Data listing:
— Begin —

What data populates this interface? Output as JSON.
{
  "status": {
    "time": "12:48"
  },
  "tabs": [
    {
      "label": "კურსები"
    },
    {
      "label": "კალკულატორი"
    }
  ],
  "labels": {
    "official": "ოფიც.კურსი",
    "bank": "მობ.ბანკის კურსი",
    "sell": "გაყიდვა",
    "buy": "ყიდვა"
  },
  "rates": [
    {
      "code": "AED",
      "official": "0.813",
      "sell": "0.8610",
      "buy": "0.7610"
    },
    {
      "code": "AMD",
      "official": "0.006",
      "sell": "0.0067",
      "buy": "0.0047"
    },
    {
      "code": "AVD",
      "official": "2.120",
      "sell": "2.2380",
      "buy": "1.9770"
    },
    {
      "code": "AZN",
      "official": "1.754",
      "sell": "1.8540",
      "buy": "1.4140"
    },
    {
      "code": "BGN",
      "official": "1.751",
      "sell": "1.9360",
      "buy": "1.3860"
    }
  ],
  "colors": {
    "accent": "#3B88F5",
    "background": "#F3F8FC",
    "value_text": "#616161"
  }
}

— End —

What you should do: Lines of the material that contain the word "official" are to be gathered.

Response:
    "official": "ოფიც.კურსი",
      "official": "0.813",
      "official": "0.006",
      "official": "2.120",
      "official": "1.754",
      "official": "1.751",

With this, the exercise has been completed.